I would imagine the REPL implementors would just turn strict off before
eval'ing the interactive bits.  That is and will remain trivial.

Even then, you only want to turn off one aspect of stricture, vars, as there's
no little reason for symbolic refs in a REPL and no way to post-declare a
subroutine.

	{
		no strict 'vars';
		eval $code;
	}

More pragmatically, for every line of Perl code that's implementing a REPL I'm
sure there's about one hundred thousand that isn't.


> I don't find this all that "interesting," at least not in the
> sense you seem to mean here.  Languages that force you to program
> in a particular way are crippling: OO may be "good", but Java's
> forcing everything to be an object is not.  Functional
> programming may be "good", but Haskell's mandatory purity can be
> a pain.  Perl, like Lisp, tries to let you program in as many
> ways as possible, without forcing you to program in any
> particular way.

Data records:
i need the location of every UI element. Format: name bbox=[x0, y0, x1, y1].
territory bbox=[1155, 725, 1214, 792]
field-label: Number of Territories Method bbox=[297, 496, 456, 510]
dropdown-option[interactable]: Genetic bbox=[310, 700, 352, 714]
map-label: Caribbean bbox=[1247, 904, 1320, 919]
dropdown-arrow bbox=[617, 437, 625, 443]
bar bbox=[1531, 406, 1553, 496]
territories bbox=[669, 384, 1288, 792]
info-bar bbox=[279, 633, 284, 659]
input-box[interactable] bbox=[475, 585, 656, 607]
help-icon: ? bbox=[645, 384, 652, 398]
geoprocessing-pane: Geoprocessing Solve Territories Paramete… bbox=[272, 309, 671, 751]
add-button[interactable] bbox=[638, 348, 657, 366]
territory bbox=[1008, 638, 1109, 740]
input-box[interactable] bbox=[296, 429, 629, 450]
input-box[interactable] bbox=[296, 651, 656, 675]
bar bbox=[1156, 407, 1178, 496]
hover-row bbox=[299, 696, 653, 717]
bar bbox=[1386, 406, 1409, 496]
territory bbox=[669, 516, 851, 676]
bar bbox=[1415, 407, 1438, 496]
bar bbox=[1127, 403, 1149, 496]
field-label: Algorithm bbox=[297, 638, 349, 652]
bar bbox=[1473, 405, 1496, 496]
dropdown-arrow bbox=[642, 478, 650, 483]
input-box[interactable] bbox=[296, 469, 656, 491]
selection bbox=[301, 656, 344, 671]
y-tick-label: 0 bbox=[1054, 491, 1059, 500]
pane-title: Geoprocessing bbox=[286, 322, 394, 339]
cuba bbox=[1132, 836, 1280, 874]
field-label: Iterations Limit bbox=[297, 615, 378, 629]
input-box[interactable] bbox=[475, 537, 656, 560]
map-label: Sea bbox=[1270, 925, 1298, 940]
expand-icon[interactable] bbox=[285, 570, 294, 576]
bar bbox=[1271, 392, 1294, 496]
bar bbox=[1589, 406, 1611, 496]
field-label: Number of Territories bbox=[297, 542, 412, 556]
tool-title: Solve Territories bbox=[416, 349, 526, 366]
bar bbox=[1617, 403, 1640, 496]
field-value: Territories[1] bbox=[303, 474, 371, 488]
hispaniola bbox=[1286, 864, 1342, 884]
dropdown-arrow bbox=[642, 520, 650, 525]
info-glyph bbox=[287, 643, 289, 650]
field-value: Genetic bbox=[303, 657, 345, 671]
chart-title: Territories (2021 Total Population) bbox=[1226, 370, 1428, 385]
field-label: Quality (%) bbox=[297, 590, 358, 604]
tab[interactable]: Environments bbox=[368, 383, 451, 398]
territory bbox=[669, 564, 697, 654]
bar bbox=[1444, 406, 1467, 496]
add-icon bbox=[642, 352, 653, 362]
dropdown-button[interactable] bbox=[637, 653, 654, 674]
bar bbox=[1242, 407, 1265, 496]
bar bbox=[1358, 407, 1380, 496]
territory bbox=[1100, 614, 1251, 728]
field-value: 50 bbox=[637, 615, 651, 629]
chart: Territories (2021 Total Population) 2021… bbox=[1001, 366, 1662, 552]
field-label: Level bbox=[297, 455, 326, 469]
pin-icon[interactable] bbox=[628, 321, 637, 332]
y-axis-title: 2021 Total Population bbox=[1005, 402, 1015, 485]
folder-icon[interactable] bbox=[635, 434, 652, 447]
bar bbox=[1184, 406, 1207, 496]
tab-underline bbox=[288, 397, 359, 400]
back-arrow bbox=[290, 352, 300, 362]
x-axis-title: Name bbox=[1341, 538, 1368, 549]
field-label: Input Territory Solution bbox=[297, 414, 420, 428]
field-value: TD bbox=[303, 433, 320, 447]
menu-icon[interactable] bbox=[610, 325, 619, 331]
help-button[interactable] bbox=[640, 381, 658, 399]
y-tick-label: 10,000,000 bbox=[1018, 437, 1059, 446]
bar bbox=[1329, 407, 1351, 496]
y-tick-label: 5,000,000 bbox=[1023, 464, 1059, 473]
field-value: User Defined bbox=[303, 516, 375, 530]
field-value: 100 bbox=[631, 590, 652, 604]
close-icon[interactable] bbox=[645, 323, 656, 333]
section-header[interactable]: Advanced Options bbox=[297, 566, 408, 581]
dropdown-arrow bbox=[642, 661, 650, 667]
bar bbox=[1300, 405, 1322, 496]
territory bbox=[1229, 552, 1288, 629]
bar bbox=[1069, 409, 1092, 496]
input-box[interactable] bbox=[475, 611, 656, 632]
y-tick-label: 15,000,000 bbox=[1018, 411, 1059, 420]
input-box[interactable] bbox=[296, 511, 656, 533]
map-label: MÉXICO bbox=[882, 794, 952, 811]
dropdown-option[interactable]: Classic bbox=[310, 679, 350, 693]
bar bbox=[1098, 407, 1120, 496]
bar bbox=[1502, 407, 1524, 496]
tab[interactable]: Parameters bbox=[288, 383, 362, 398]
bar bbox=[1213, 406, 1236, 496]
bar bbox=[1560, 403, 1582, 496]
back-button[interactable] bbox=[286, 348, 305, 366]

Required actions:
a - In the message about Perl's strict pragma and REPLs, which single aspect of stricture does the writer say is the one to turn off?
b - Write the next part of the message about Perl's strict pragma and REPLs, picking up after its last quoted paragraph.

Task responses:
a - Only vars.

b -
There seems to be some sense of scale lacking here or some sort of qualitative
measurement.  Declaring variables falls anywhere near the scale of Java's
OO-only or Haskell's functional purity restrictions.  Furthermore, OO and
functional programming are generally regarded as good practice with
applicability to general programming problems.


-- 
I am somewhat preoccupied telling the laws of physics to shut up and sit down.
	-- Vaarsuvius, "Order of the Stick"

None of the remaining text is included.